Exercise brief: Each entry below should be echoed exactly, with pictures omitted.

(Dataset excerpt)
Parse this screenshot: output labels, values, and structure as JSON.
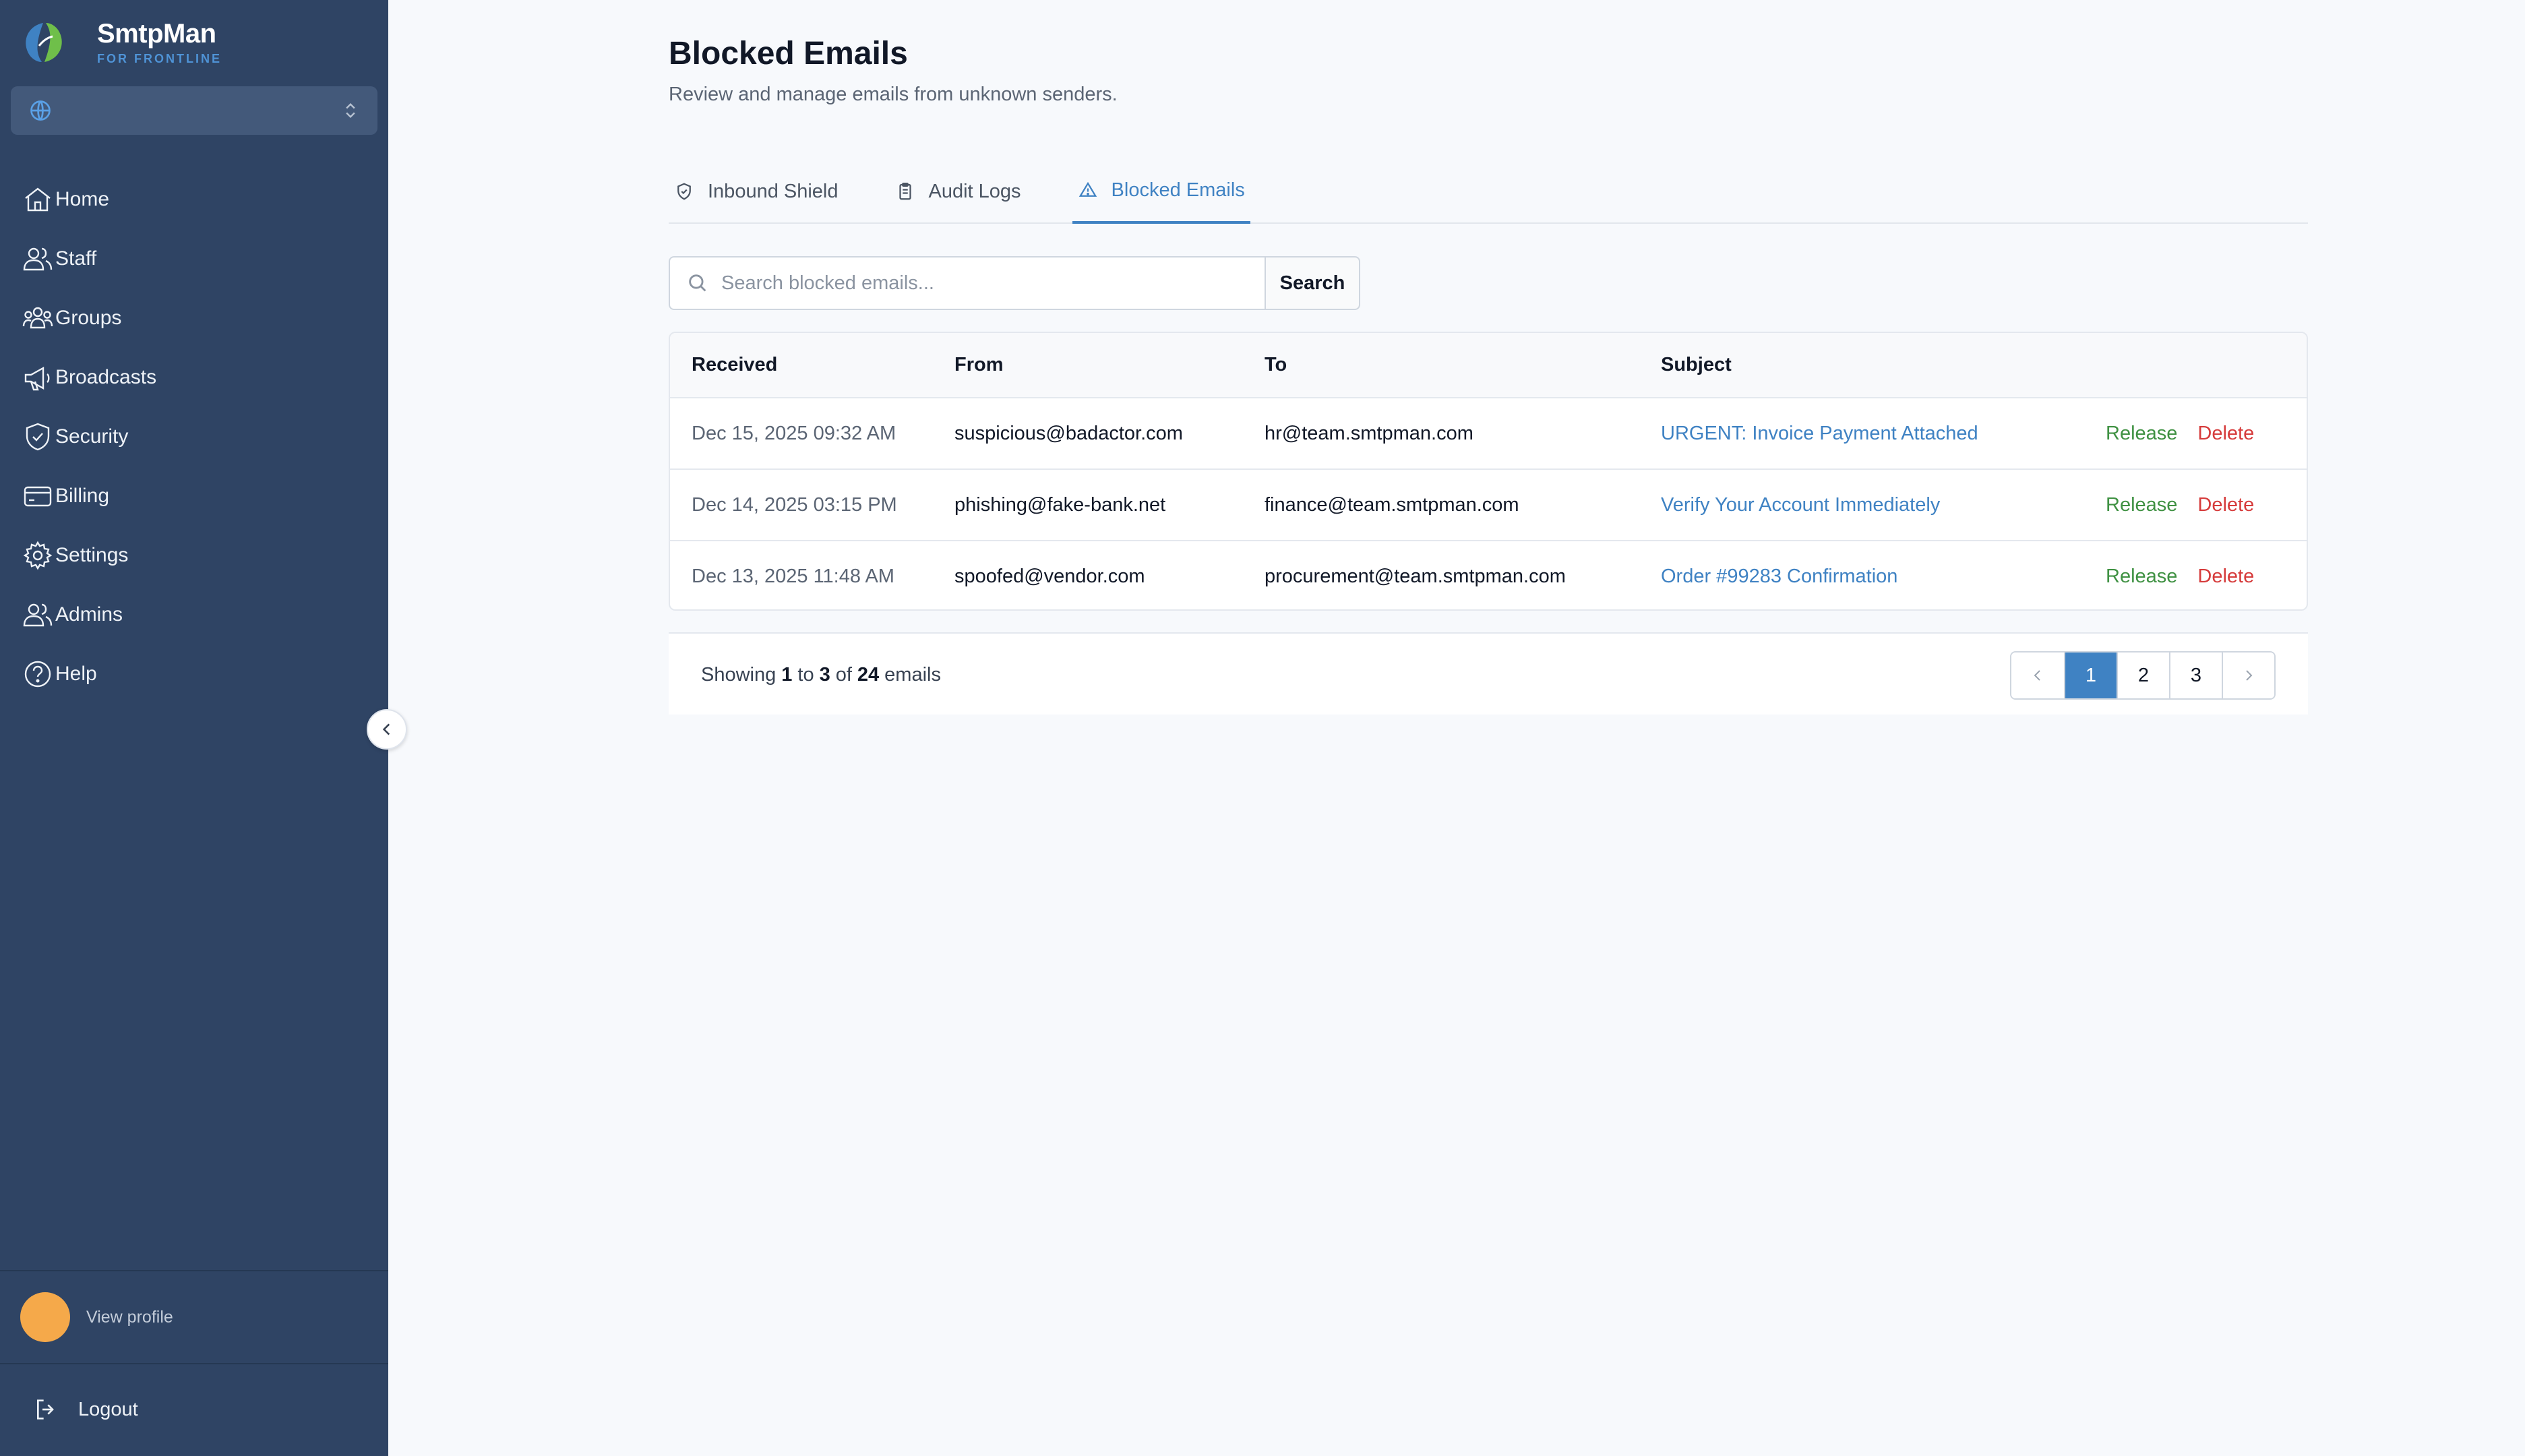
{
  "brand": {
    "name": "SmtpMan",
    "subtitle": "FOR FRONTLINE",
    "logo_icon": "smtpman-leaf-logo"
  },
  "org_selector": {
    "value": "",
    "icon": "globe-icon",
    "chevron": "chevrons-up-down-icon"
  },
  "sidebar": {
    "items": [
      {
        "label": "Home",
        "icon": "home-icon"
      },
      {
        "label": "Staff",
        "icon": "users-icon"
      },
      {
        "label": "Groups",
        "icon": "group-icon"
      },
      {
        "label": "Broadcasts",
        "icon": "megaphone-icon"
      },
      {
        "label": "Security",
        "icon": "shield-check-icon"
      },
      {
        "label": "Billing",
        "icon": "credit-card-icon"
      },
      {
        "label": "Settings",
        "icon": "gear-icon"
      },
      {
        "label": "Admins",
        "icon": "users-icon"
      },
      {
        "label": "Help",
        "icon": "help-circle-icon"
      }
    ],
    "collapse_icon": "chevron-left-icon",
    "profile_label": "View profile",
    "logout_label": "Logout"
  },
  "page": {
    "title": "Blocked Emails",
    "subtitle": "Review and manage emails from unknown senders."
  },
  "tabs": [
    {
      "label": "Inbound Shield",
      "icon": "shield-check-icon",
      "active": false
    },
    {
      "label": "Audit Logs",
      "icon": "clipboard-icon",
      "active": false
    },
    {
      "label": "Blocked Emails",
      "icon": "warning-triangle-icon",
      "active": true
    }
  ],
  "search": {
    "placeholder": "Search blocked emails...",
    "value": "",
    "button_label": "Search"
  },
  "table": {
    "headers": {
      "received": "Received",
      "from": "From",
      "to": "To",
      "subject": "Subject"
    },
    "rows": [
      {
        "received": "Dec 15, 2025 09:32 AM",
        "from": "suspicious@badactor.com",
        "to": "hr@team.smtpman.com",
        "subject": "URGENT: Invoice Payment Attached",
        "release": "Release",
        "delete": "Delete"
      },
      {
        "received": "Dec 14, 2025 03:15 PM",
        "from": "phishing@fake-bank.net",
        "to": "finance@team.smtpman.com",
        "subject": "Verify Your Account Immediately",
        "release": "Release",
        "delete": "Delete"
      },
      {
        "received": "Dec 13, 2025 11:48 AM",
        "from": "spoofed@vendor.com",
        "to": "procurement@team.smtpman.com",
        "subject": "Order #99283 Confirmation",
        "release": "Release",
        "delete": "Delete"
      }
    ]
  },
  "pagination": {
    "showing_prefix": "Showing",
    "from": "1",
    "to_word": "to",
    "to": "3",
    "of_word": "of",
    "total": "24",
    "suffix": "emails",
    "pages": [
      "1",
      "2",
      "3"
    ],
    "current_page": "1"
  },
  "colors": {
    "sidebar_bg": "#2f4464",
    "accent": "#3f82c3",
    "release": "#3f9142",
    "delete": "#d63b3b",
    "avatar": "#f5a94a"
  }
}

Response below:
Parse this screenshot: output labels, values, and structure as JSON.
{
  "brand": {
    "name": "SmtpMan",
    "subtitle": "FOR FRONTLINE",
    "logo_icon": "smtpman-leaf-logo"
  },
  "org_selector": {
    "value": "",
    "icon": "globe-icon",
    "chevron": "chevrons-up-down-icon"
  },
  "sidebar": {
    "items": [
      {
        "label": "Home",
        "icon": "home-icon"
      },
      {
        "label": "Staff",
        "icon": "users-icon"
      },
      {
        "label": "Groups",
        "icon": "group-icon"
      },
      {
        "label": "Broadcasts",
        "icon": "megaphone-icon"
      },
      {
        "label": "Security",
        "icon": "shield-check-icon"
      },
      {
        "label": "Billing",
        "icon": "credit-card-icon"
      },
      {
        "label": "Settings",
        "icon": "gear-icon"
      },
      {
        "label": "Admins",
        "icon": "users-icon"
      },
      {
        "label": "Help",
        "icon": "help-circle-icon"
      }
    ],
    "collapse_icon": "chevron-left-icon",
    "profile_label": "View profile",
    "logout_label": "Logout"
  },
  "page": {
    "title": "Blocked Emails",
    "subtitle": "Review and manage emails from unknown senders."
  },
  "tabs": [
    {
      "label": "Inbound Shield",
      "icon": "shield-check-icon",
      "active": false
    },
    {
      "label": "Audit Logs",
      "icon": "clipboard-icon",
      "active": false
    },
    {
      "label": "Blocked Emails",
      "icon": "warning-triangle-icon",
      "active": true
    }
  ],
  "search": {
    "placeholder": "Search blocked emails...",
    "value": "",
    "button_label": "Search"
  },
  "table": {
    "headers": {
      "received": "Received",
      "from": "From",
      "to": "To",
      "subject": "Subject"
    },
    "rows": [
      {
        "received": "Dec 15, 2025 09:32 AM",
        "from": "suspicious@badactor.com",
        "to": "hr@team.smtpman.com",
        "subject": "URGENT: Invoice Payment Attached",
        "release": "Release",
        "delete": "Delete"
      },
      {
        "received": "Dec 14, 2025 03:15 PM",
        "from": "phishing@fake-bank.net",
        "to": "finance@team.smtpman.com",
        "subject": "Verify Your Account Immediately",
        "release": "Release",
        "delete": "Delete"
      },
      {
        "received": "Dec 13, 2025 11:48 AM",
        "from": "spoofed@vendor.com",
        "to": "procurement@team.smtpman.com",
        "subject": "Order #99283 Confirmation",
        "release": "Release",
        "delete": "Delete"
      }
    ]
  },
  "pagination": {
    "showing_prefix": "Showing",
    "from": "1",
    "to_word": "to",
    "to": "3",
    "of_word": "of",
    "total": "24",
    "suffix": "emails",
    "pages": [
      "1",
      "2",
      "3"
    ],
    "current_page": "1"
  },
  "colors": {
    "sidebar_bg": "#2f4464",
    "accent": "#3f82c3",
    "release": "#3f9142",
    "delete": "#d63b3b",
    "avatar": "#f5a94a"
  }
}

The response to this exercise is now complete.